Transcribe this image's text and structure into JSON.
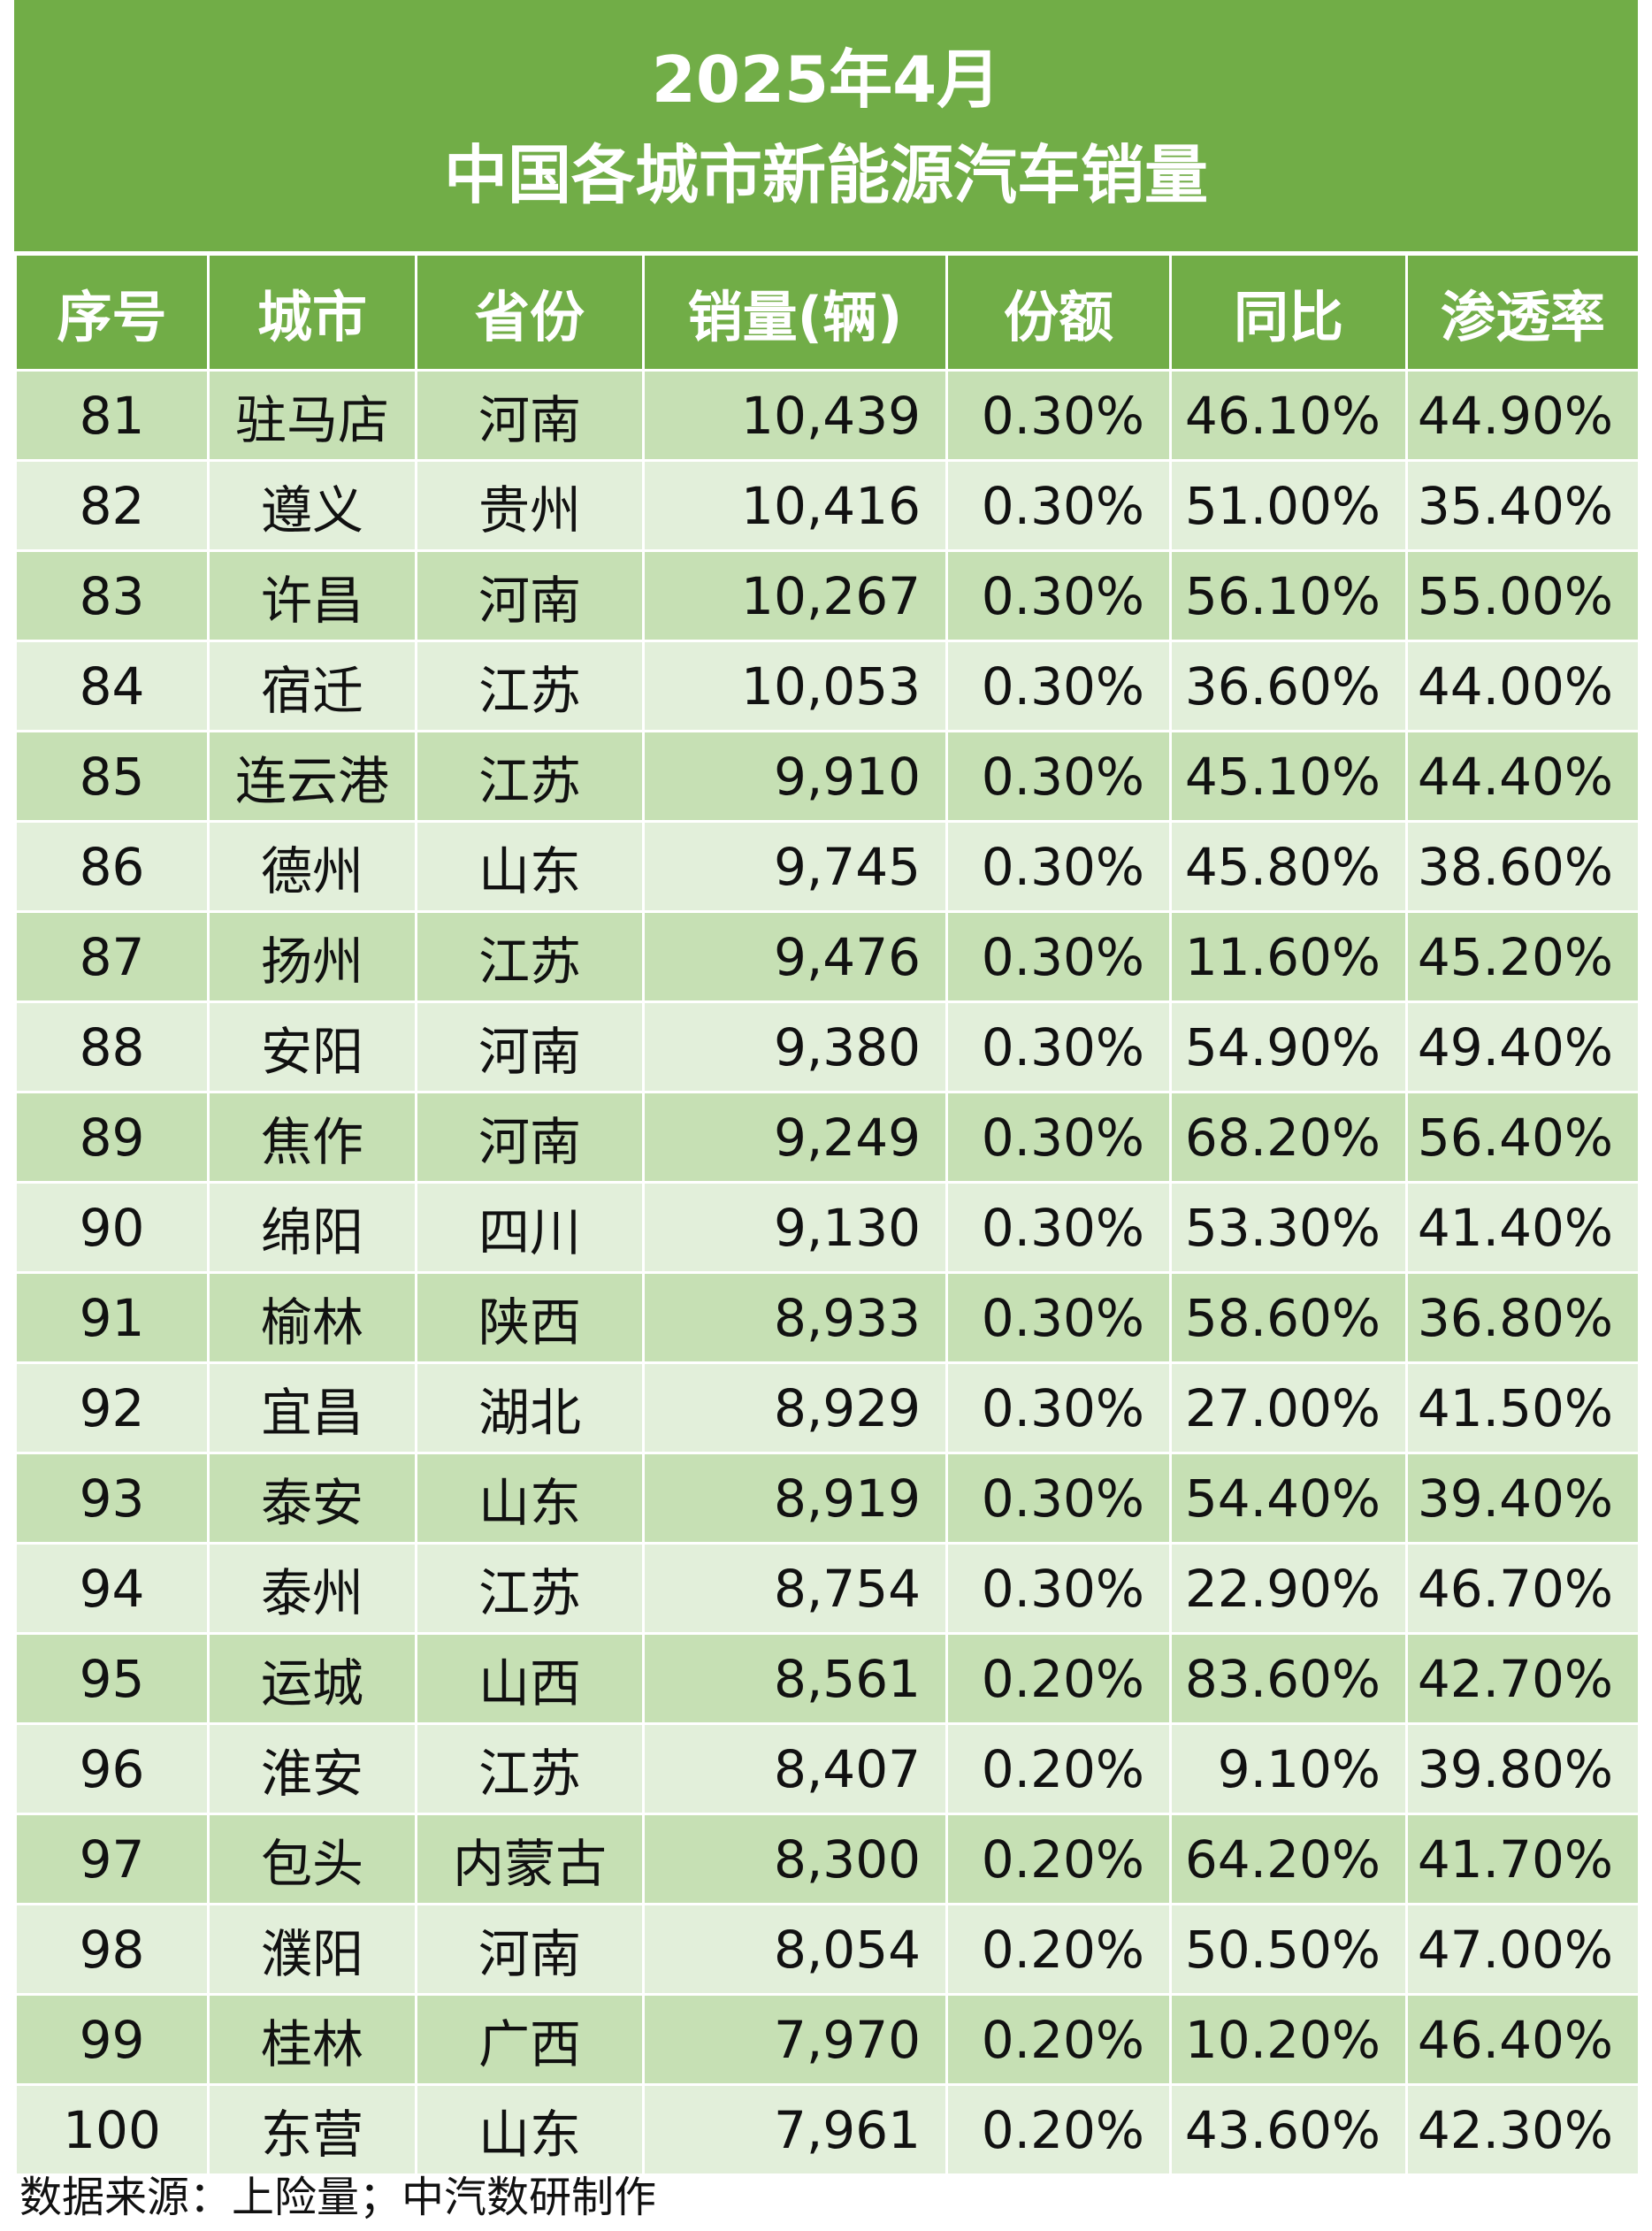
{
  "title": {
    "line1": "2025年4月",
    "line2": "中国各城市新能源汽车销量"
  },
  "table": {
    "headers": [
      "序号",
      "城市",
      "省份",
      "销量(辆)",
      "份额",
      "同比",
      "渗透率"
    ],
    "rows": [
      [
        "81",
        "驻马店",
        "河南",
        "10,439",
        "0.30%",
        "46.10%",
        "44.90%"
      ],
      [
        "82",
        "遵义",
        "贵州",
        "10,416",
        "0.30%",
        "51.00%",
        "35.40%"
      ],
      [
        "83",
        "许昌",
        "河南",
        "10,267",
        "0.30%",
        "56.10%",
        "55.00%"
      ],
      [
        "84",
        "宿迁",
        "江苏",
        "10,053",
        "0.30%",
        "36.60%",
        "44.00%"
      ],
      [
        "85",
        "连云港",
        "江苏",
        "9,910",
        "0.30%",
        "45.10%",
        "44.40%"
      ],
      [
        "86",
        "德州",
        "山东",
        "9,745",
        "0.30%",
        "45.80%",
        "38.60%"
      ],
      [
        "87",
        "扬州",
        "江苏",
        "9,476",
        "0.30%",
        "11.60%",
        "45.20%"
      ],
      [
        "88",
        "安阳",
        "河南",
        "9,380",
        "0.30%",
        "54.90%",
        "49.40%"
      ],
      [
        "89",
        "焦作",
        "河南",
        "9,249",
        "0.30%",
        "68.20%",
        "56.40%"
      ],
      [
        "90",
        "绵阳",
        "四川",
        "9,130",
        "0.30%",
        "53.30%",
        "41.40%"
      ],
      [
        "91",
        "榆林",
        "陕西",
        "8,933",
        "0.30%",
        "58.60%",
        "36.80%"
      ],
      [
        "92",
        "宜昌",
        "湖北",
        "8,929",
        "0.30%",
        "27.00%",
        "41.50%"
      ],
      [
        "93",
        "泰安",
        "山东",
        "8,919",
        "0.30%",
        "54.40%",
        "39.40%"
      ],
      [
        "94",
        "泰州",
        "江苏",
        "8,754",
        "0.30%",
        "22.90%",
        "46.70%"
      ],
      [
        "95",
        "运城",
        "山西",
        "8,561",
        "0.20%",
        "83.60%",
        "42.70%"
      ],
      [
        "96",
        "淮安",
        "江苏",
        "8,407",
        "0.20%",
        "9.10%",
        "39.80%"
      ],
      [
        "97",
        "包头",
        "内蒙古",
        "8,300",
        "0.20%",
        "64.20%",
        "41.70%"
      ],
      [
        "98",
        "濮阳",
        "河南",
        "8,054",
        "0.20%",
        "50.50%",
        "47.00%"
      ],
      [
        "99",
        "桂林",
        "广西",
        "7,970",
        "0.20%",
        "10.20%",
        "46.40%"
      ],
      [
        "100",
        "东营",
        "山东",
        "7,961",
        "0.20%",
        "43.60%",
        "42.30%"
      ]
    ]
  },
  "footer": "数据来源：上险量；中汽数研制作",
  "colors": {
    "header_green": "#71ad47",
    "row_dark": "#c6e0b4",
    "row_light": "#e2efda"
  }
}
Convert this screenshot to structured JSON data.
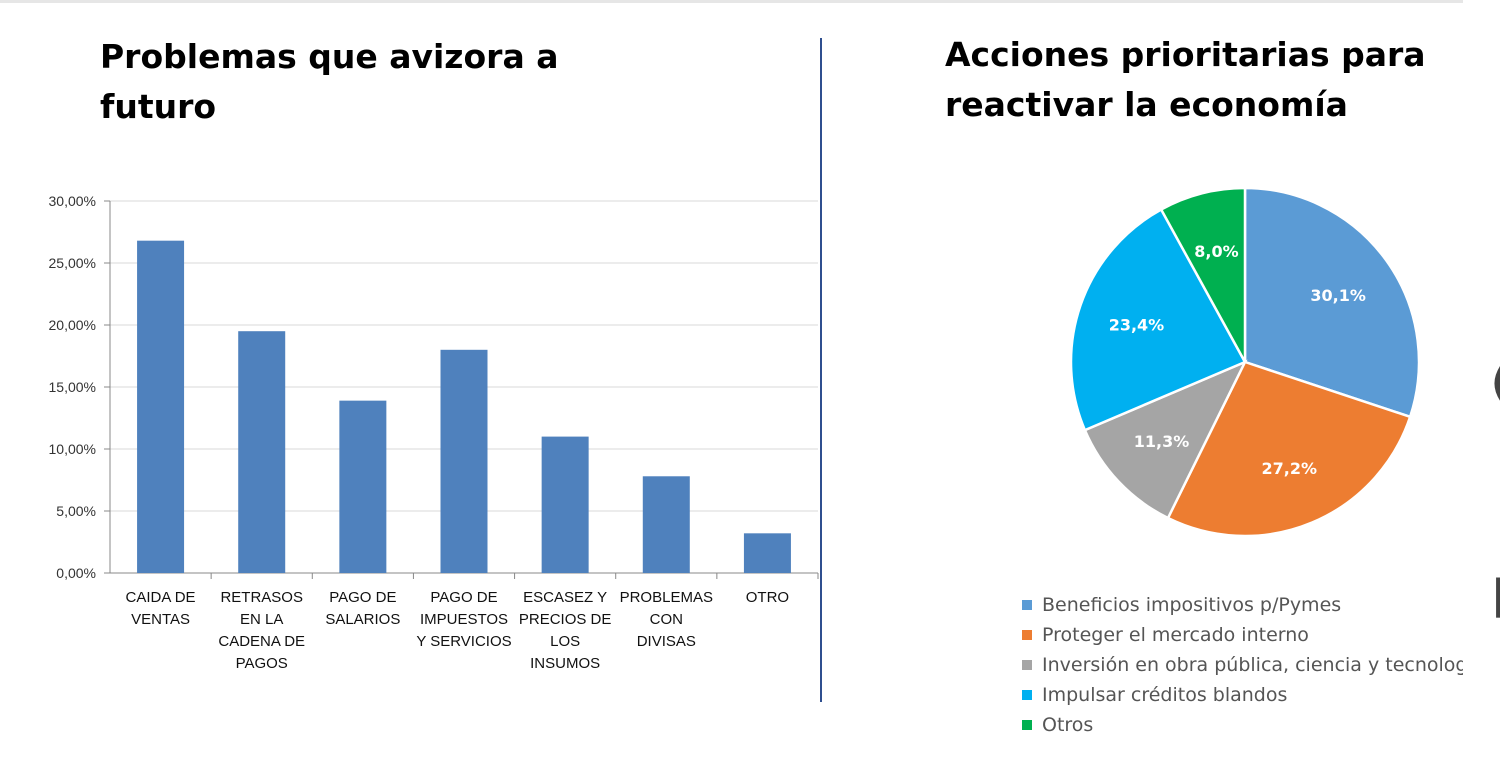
{
  "edge_fragments": [
    "(",
    "|"
  ],
  "chart_data": [
    {
      "type": "bar",
      "title_lines": [
        "Problemas que avizora a",
        "futuro"
      ],
      "categories": [
        [
          "CAIDA DE",
          "VENTAS"
        ],
        [
          "RETRASOS",
          "EN LA",
          "CADENA DE",
          "PAGOS"
        ],
        [
          "PAGO DE",
          "SALARIOS"
        ],
        [
          "PAGO DE",
          "IMPUESTOS",
          "Y SERVICIOS"
        ],
        [
          "ESCASEZ Y",
          "PRECIOS DE",
          "LOS",
          "INSUMOS"
        ],
        [
          "PROBLEMAS",
          "CON",
          "DIVISAS"
        ],
        [
          "OTRO"
        ]
      ],
      "values": [
        0.268,
        0.195,
        0.139,
        0.18,
        0.11,
        0.078,
        0.032
      ],
      "ylim": [
        0,
        0.3
      ],
      "yticks": [
        0,
        0.05,
        0.1,
        0.15,
        0.2,
        0.25,
        0.3
      ],
      "ytick_labels": [
        "0,00%",
        "5,00%",
        "10,00%",
        "15,00%",
        "20,00%",
        "25,00%",
        "30,00%"
      ],
      "grid": true,
      "bar_color": "#4f81bd",
      "grid_color": "#d9d9d9",
      "xlabel": "",
      "ylabel": ""
    },
    {
      "type": "pie",
      "title_lines": [
        "Acciones prioritarias para",
        "reactivar la economía"
      ],
      "slices": [
        {
          "label": "Beneficios impositivos p/Pymes",
          "value": 30.1,
          "value_label": "30,1%",
          "color": "#5b9bd5"
        },
        {
          "label": "Proteger el mercado interno",
          "value": 27.2,
          "value_label": "27,2%",
          "color": "#ed7d31"
        },
        {
          "label": "Inversión en obra pública, ciencia y tecnología",
          "value": 11.3,
          "value_label": "11,3%",
          "color": "#a5a5a5"
        },
        {
          "label": "Impulsar créditos blandos",
          "value": 23.4,
          "value_label": "23,4%",
          "color": "#00b0f0"
        },
        {
          "label": "Otros",
          "value": 8.0,
          "value_label": "8,0%",
          "color": "#00b050"
        }
      ],
      "start_angle": "12 o'clock, clockwise",
      "legend_position": "bottom"
    }
  ]
}
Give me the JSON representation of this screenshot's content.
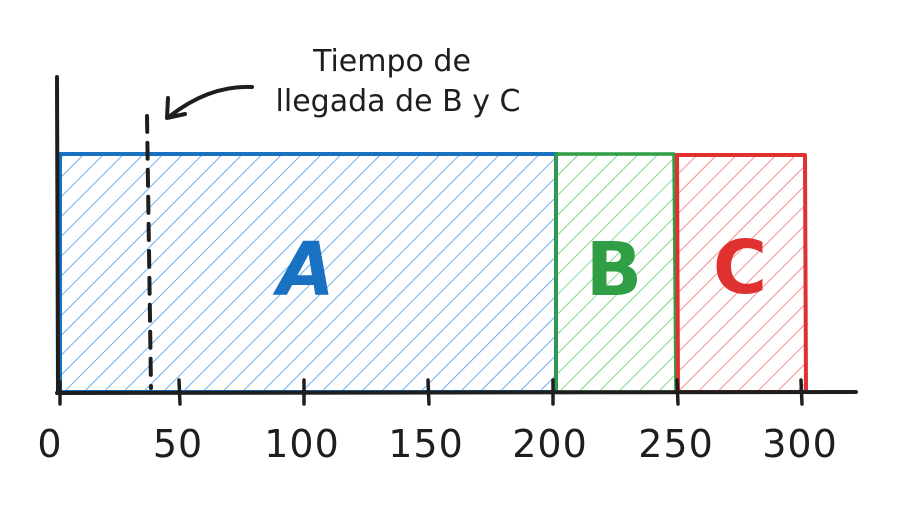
{
  "annotation": {
    "line1": "Tiempo de",
    "line2": "llegada de B y C"
  },
  "axis": {
    "ticks": [
      "0",
      "50",
      "100",
      "150",
      "200",
      "250",
      "300"
    ]
  },
  "blocks": [
    {
      "label": "A",
      "start": 0,
      "end": 200,
      "color": "#1971c2",
      "fill": "#4a9be8"
    },
    {
      "label": "B",
      "start": 200,
      "end": 250,
      "color": "#2f9e44",
      "fill": "#5ccf6a"
    },
    {
      "label": "C",
      "start": 250,
      "end": 300,
      "color": "#e03131",
      "fill": "#f47474"
    }
  ],
  "arrival_time": 38,
  "colors": {
    "ink": "#1e1e1e"
  }
}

================================

SET TASK: Show every line above in which the word "fill" occurs.

COMPLETE OUTPUT:
      "fill": "#4a9be8"
      "fill": "#5ccf6a"
      "fill": "#f47474"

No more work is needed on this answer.